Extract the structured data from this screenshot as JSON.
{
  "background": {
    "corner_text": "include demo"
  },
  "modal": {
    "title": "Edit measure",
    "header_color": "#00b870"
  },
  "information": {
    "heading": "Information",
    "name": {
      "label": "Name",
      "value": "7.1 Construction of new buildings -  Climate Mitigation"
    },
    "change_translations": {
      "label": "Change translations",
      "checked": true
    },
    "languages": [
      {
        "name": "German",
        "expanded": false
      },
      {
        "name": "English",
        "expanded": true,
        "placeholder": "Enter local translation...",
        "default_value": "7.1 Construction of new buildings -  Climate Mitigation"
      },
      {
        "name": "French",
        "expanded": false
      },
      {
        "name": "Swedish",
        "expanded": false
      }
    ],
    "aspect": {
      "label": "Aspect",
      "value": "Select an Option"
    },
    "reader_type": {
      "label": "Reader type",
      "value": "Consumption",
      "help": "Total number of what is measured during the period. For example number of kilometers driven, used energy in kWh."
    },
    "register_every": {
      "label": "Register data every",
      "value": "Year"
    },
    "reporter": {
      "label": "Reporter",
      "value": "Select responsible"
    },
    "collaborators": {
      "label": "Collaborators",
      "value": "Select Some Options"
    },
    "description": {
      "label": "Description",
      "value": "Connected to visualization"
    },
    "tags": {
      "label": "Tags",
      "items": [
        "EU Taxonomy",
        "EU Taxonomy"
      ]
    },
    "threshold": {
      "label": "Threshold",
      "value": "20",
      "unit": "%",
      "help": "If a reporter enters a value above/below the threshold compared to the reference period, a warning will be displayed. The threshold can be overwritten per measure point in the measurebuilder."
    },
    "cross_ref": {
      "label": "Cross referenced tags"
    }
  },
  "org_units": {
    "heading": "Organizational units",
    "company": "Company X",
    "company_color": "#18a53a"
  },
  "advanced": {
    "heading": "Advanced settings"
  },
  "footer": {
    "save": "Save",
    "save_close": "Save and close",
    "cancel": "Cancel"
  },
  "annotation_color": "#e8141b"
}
+ + + +
## Task details
From the listing above, extract all records word for word.

## Output below
Extract the structured data from this screenshot as JSON.
{
  "background": {
    "corner_text": "include demo"
  },
  "modal": {
    "title": "Edit measure",
    "header_color": "#00b870"
  },
  "information": {
    "heading": "Information",
    "name": {
      "label": "Name",
      "value": "7.1 Construction of new buildings -  Climate Mitigation"
    },
    "change_translations": {
      "label": "Change translations",
      "checked": true
    },
    "languages": [
      {
        "name": "German",
        "expanded": false
      },
      {
        "name": "English",
        "expanded": true,
        "placeholder": "Enter local translation...",
        "default_value": "7.1 Construction of new buildings -  Climate Mitigation"
      },
      {
        "name": "French",
        "expanded": false
      },
      {
        "name": "Swedish",
        "expanded": false
      }
    ],
    "aspect": {
      "label": "Aspect",
      "value": "Select an Option"
    },
    "reader_type": {
      "label": "Reader type",
      "value": "Consumption",
      "help": "Total number of what is measured during the period. For example number of kilometers driven, used energy in kWh."
    },
    "register_every": {
      "label": "Register data every",
      "value": "Year"
    },
    "reporter": {
      "label": "Reporter",
      "value": "Select responsible"
    },
    "collaborators": {
      "label": "Collaborators",
      "value": "Select Some Options"
    },
    "description": {
      "label": "Description",
      "value": "Connected to visualization"
    },
    "tags": {
      "label": "Tags",
      "items": [
        "EU Taxonomy",
        "EU Taxonomy"
      ]
    },
    "threshold": {
      "label": "Threshold",
      "value": "20",
      "unit": "%",
      "help": "If a reporter enters a value above/below the threshold compared to the reference period, a warning will be displayed. The threshold can be overwritten per measure point in the measurebuilder."
    },
    "cross_ref": {
      "label": "Cross referenced tags"
    }
  },
  "org_units": {
    "heading": "Organizational units",
    "company": "Company X",
    "company_color": "#18a53a"
  },
  "advanced": {
    "heading": "Advanced settings"
  },
  "footer": {
    "save": "Save",
    "save_close": "Save and close",
    "cancel": "Cancel"
  },
  "annotation_color": "#e8141b"
}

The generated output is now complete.